# OBJECTIVE
Scan the entries below. List each line with "content".

[Start DATA PROVIDED]

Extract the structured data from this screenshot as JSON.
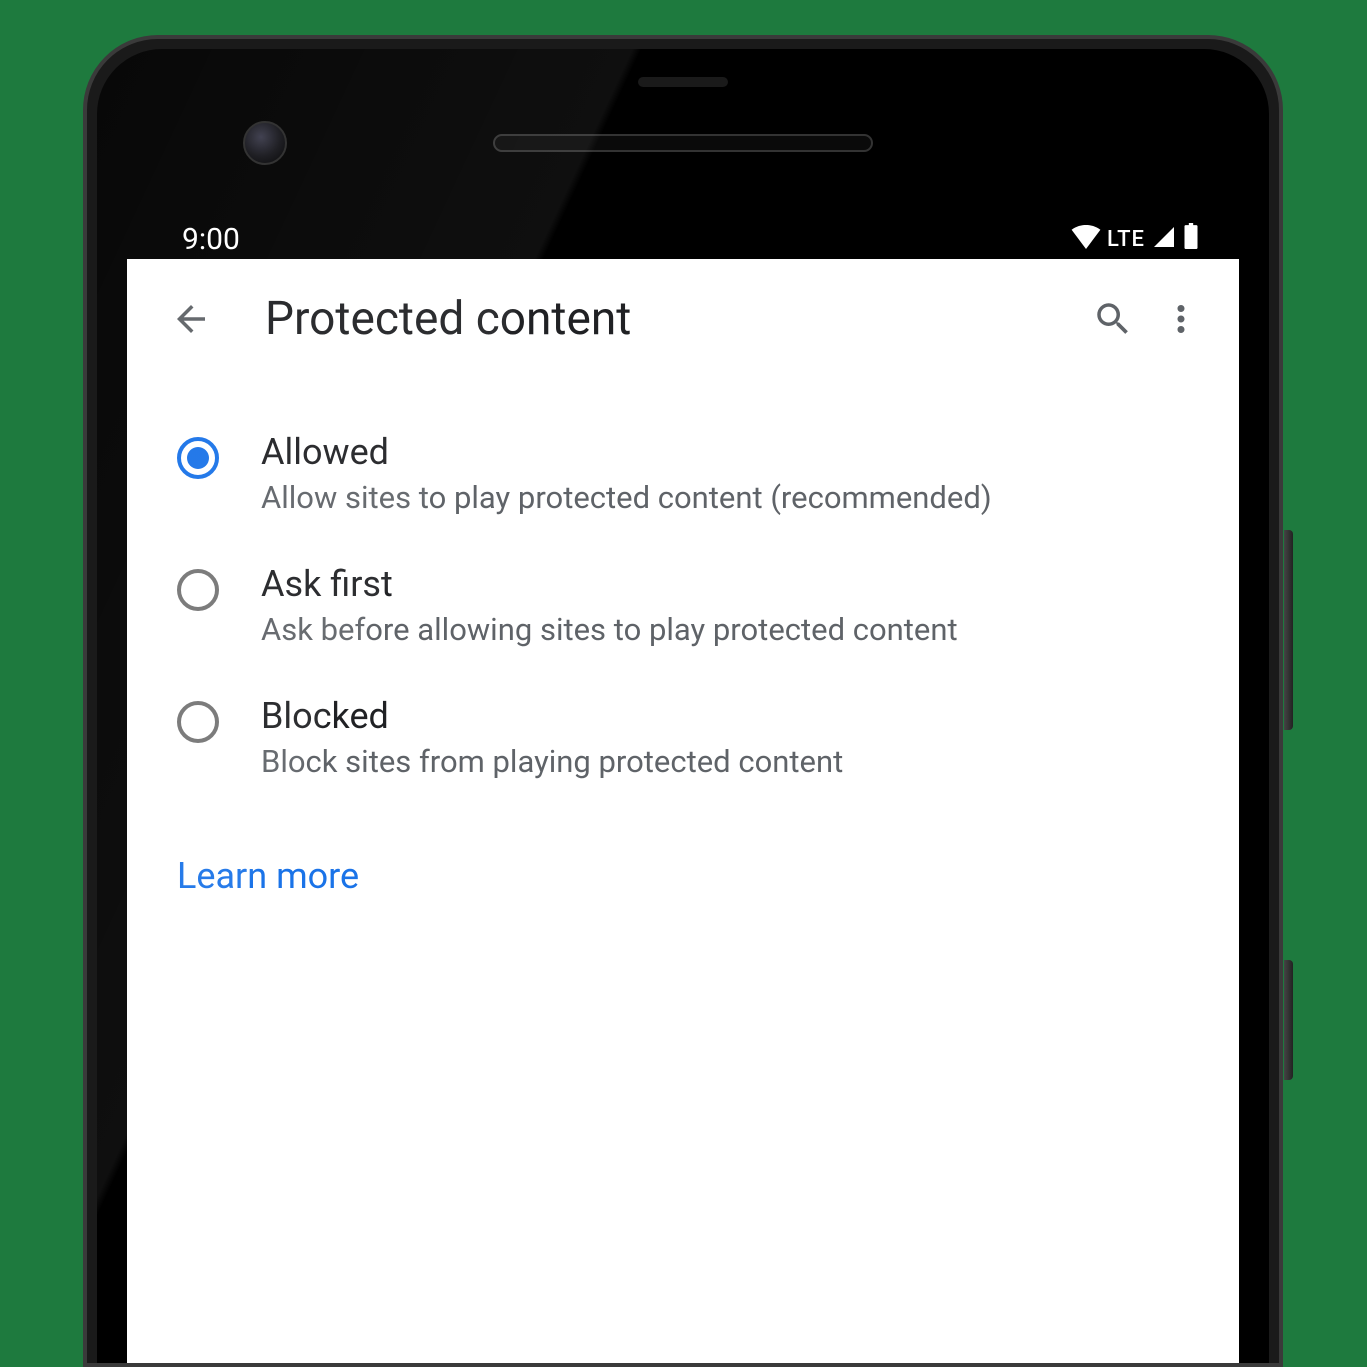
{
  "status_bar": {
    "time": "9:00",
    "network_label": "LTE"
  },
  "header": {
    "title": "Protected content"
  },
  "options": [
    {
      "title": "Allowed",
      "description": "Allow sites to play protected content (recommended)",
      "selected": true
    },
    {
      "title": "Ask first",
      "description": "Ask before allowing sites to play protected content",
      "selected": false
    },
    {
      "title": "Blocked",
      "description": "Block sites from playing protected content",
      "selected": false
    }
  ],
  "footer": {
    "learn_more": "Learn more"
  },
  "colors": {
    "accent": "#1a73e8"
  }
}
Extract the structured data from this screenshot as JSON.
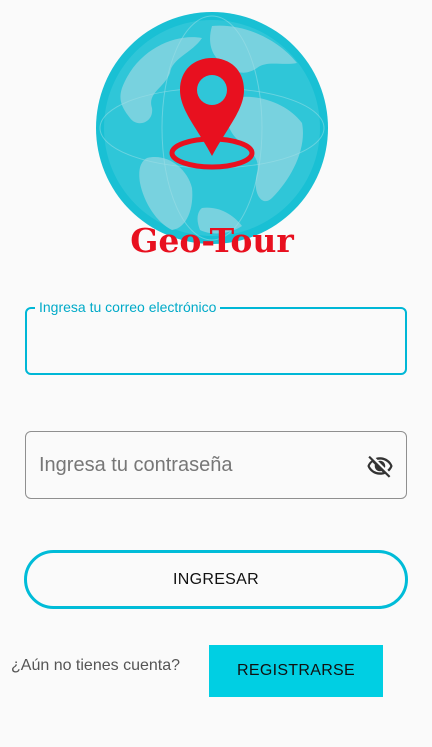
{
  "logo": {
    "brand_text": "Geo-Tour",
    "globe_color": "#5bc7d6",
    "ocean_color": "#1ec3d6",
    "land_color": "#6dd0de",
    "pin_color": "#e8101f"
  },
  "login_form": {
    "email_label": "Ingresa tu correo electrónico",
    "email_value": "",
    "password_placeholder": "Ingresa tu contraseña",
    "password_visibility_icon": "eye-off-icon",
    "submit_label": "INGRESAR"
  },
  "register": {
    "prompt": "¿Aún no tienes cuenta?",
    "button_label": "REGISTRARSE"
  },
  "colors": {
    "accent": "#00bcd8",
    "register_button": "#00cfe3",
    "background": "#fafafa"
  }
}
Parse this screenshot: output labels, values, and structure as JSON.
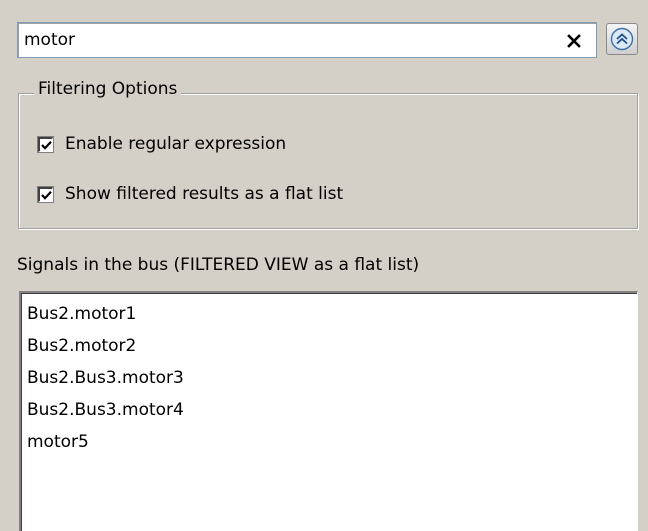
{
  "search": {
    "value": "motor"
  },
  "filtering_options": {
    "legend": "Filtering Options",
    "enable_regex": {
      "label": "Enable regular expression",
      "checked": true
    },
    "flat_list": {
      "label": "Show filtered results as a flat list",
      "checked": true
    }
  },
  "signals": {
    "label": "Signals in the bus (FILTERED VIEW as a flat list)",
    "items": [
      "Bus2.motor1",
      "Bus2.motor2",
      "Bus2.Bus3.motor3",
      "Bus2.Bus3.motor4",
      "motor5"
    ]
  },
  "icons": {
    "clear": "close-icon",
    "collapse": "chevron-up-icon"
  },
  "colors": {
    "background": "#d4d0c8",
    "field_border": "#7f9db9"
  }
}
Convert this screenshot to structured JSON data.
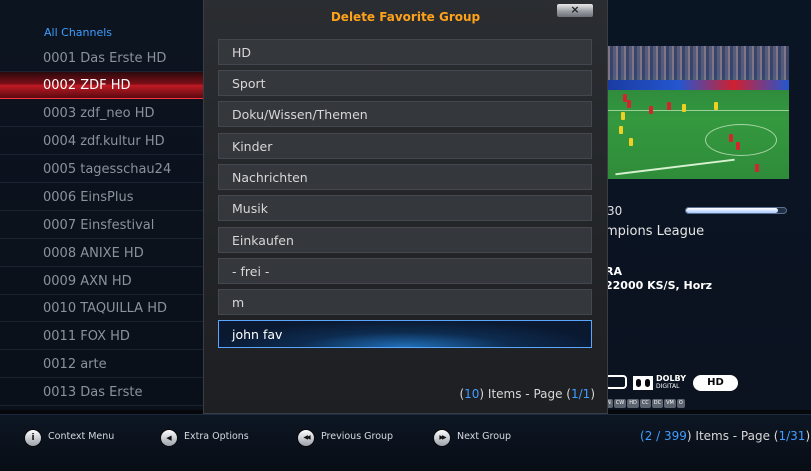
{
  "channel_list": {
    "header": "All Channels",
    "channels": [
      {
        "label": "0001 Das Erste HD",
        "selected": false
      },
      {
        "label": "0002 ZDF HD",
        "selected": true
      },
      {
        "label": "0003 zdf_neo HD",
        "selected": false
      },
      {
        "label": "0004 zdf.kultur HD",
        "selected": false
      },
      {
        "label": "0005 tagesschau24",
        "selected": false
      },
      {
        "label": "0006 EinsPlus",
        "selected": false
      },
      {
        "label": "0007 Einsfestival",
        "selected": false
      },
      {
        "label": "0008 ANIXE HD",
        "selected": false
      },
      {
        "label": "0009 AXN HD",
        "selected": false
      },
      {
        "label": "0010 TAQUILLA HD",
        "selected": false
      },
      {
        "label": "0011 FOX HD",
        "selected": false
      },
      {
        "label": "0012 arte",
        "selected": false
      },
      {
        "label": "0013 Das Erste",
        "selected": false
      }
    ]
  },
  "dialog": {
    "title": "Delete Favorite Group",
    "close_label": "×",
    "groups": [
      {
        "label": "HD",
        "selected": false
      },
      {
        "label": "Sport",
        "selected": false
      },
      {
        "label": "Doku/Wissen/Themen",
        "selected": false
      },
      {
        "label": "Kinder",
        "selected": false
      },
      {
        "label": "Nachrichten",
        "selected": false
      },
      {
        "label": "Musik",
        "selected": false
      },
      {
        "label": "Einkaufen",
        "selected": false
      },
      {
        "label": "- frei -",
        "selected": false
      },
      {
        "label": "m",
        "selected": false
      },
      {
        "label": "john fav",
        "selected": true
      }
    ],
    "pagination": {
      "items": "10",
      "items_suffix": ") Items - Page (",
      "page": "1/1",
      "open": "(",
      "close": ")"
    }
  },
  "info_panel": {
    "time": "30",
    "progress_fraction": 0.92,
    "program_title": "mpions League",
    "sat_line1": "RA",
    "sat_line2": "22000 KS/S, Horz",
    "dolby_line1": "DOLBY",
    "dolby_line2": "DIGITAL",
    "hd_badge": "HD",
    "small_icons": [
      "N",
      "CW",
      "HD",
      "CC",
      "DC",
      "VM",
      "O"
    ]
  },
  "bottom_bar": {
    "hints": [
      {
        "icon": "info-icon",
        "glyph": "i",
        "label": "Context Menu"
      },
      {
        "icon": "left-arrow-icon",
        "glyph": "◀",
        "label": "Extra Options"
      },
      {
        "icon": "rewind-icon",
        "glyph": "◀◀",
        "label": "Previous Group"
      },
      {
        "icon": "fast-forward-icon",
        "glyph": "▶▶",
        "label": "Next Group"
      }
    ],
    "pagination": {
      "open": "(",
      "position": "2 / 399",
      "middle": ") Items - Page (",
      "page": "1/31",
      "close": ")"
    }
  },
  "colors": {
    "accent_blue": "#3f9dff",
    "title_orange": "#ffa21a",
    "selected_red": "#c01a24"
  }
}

[End DATA PROVIDED]

# EXERCISE OUTPUT
    "title": "Protected content"
      "description": "Allow sites to play protected content (recommended)",
      "description": "Ask before allowing sites to play protected content",
      "description": "Block sites from playing protected content",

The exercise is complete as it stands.